## What is expected
Type every record exactly as it appears.

## Data for processing
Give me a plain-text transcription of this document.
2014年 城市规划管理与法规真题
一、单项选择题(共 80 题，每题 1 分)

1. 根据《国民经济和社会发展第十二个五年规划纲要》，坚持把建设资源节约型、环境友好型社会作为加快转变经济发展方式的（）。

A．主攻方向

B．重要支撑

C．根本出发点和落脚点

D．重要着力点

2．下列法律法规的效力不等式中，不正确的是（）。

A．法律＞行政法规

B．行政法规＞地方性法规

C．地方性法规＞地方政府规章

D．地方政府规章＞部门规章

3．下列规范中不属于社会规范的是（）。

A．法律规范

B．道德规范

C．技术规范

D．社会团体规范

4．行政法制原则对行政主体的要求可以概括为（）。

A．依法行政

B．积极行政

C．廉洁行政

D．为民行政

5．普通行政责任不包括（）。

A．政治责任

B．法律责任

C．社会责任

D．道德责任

## Solution
Give me a plain-text transcription of this document.
2014年 城市规划管理与法规真题
一、单项选择题(共 80 题，每题 1 分)

1. 根据《国民经济和社会发展第十二个五年规划纲要》，坚持把建设资源节约型、环境友好型社会作为加快转变经济发展方式的（）。

A．主攻方向

B．重要支撑

C．根本出发点和落脚点

D．重要着力点

2．下列法律法规的效力不等式中，不正确的是（）。

A．法律＞行政法规

B．行政法规＞地方性法规

C．地方性法规＞地方政府规章

D．地方政府规章＞部门规章

3．下列规范中不属于社会规范的是（）。

A．法律规范

B．道德规范

C．技术规范

D．社会团体规范

4．行政法制原则对行政主体的要求可以概括为（）。

A．依法行政

B．积极行政

C．廉洁行政

D．为民行政

5．普通行政责任不包括（）。

A．政治责任

B．法律责任

C．社会责任

D．道德责任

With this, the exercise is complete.